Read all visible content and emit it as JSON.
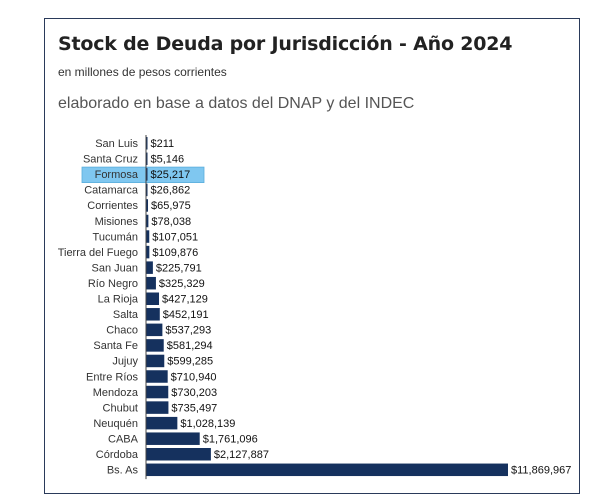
{
  "chart_data": {
    "type": "bar",
    "orientation": "horizontal",
    "title": "Stock de Deuda por Jurisdicción - Año 2024",
    "subtitle": "en millones de pesos corrientes",
    "source_note": "elaborado en base a datos del DNAP y del INDEC",
    "categories": [
      "San Luis",
      "Santa Cruz",
      "Formosa",
      "Catamarca",
      "Corrientes",
      "Misiones",
      "Tucumán",
      "Tierra del Fuego",
      "San Juan",
      "Río Negro",
      "La Rioja",
      "Salta",
      "Chaco",
      "Santa Fe",
      "Jujuy",
      "Entre Ríos",
      "Mendoza",
      "Chubut",
      "Neuquén",
      "CABA",
      "Córdoba",
      "Bs. As"
    ],
    "values": [
      211,
      5146,
      25217,
      26862,
      65975,
      78038,
      107051,
      109876,
      225791,
      325329,
      427129,
      452191,
      537293,
      581294,
      599285,
      710940,
      730203,
      735497,
      1028139,
      1761096,
      2127887,
      11869967
    ],
    "value_labels": [
      "$211",
      "$5,146",
      "$25,217",
      "$26,862",
      "$65,975",
      "$78,038",
      "$107,051",
      "$109,876",
      "$225,791",
      "$325,329",
      "$427,129",
      "$452,191",
      "$537,293",
      "$581,294",
      "$599,285",
      "$710,940",
      "$730,203",
      "$735,497",
      "$1,028,139",
      "$1,761,096",
      "$2,127,887",
      "$11,869,967"
    ],
    "highlighted_category": "Formosa",
    "bar_color": "#15315e",
    "highlight_color": "#7fc7f0",
    "xlim": [
      0,
      11869967
    ],
    "grid": false,
    "legend": "none"
  }
}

- _REQUEST_: Reproduce all of the data exactly, omitting each picture it holds.

- _RESPONSE_:
Read all visible content and emit it as JSON.
{
  "chart_data": {
    "type": "bar",
    "orientation": "horizontal",
    "title": "Stock de Deuda por Jurisdicción - Año 2024",
    "subtitle": "en millones de pesos corrientes",
    "source_note": "elaborado en base a datos del DNAP y del INDEC",
    "categories": [
      "San Luis",
      "Santa Cruz",
      "Formosa",
      "Catamarca",
      "Corrientes",
      "Misiones",
      "Tucumán",
      "Tierra del Fuego",
      "San Juan",
      "Río Negro",
      "La Rioja",
      "Salta",
      "Chaco",
      "Santa Fe",
      "Jujuy",
      "Entre Ríos",
      "Mendoza",
      "Chubut",
      "Neuquén",
      "CABA",
      "Córdoba",
      "Bs. As"
    ],
    "values": [
      211,
      5146,
      25217,
      26862,
      65975,
      78038,
      107051,
      109876,
      225791,
      325329,
      427129,
      452191,
      537293,
      581294,
      599285,
      710940,
      730203,
      735497,
      1028139,
      1761096,
      2127887,
      11869967
    ],
    "value_labels": [
      "$211",
      "$5,146",
      "$25,217",
      "$26,862",
      "$65,975",
      "$78,038",
      "$107,051",
      "$109,876",
      "$225,791",
      "$325,329",
      "$427,129",
      "$452,191",
      "$537,293",
      "$581,294",
      "$599,285",
      "$710,940",
      "$730,203",
      "$735,497",
      "$1,028,139",
      "$1,761,096",
      "$2,127,887",
      "$11,869,967"
    ],
    "highlighted_category": "Formosa",
    "bar_color": "#15315e",
    "highlight_color": "#7fc7f0",
    "xlim": [
      0,
      11869967
    ],
    "grid": false,
    "legend": "none"
  }
}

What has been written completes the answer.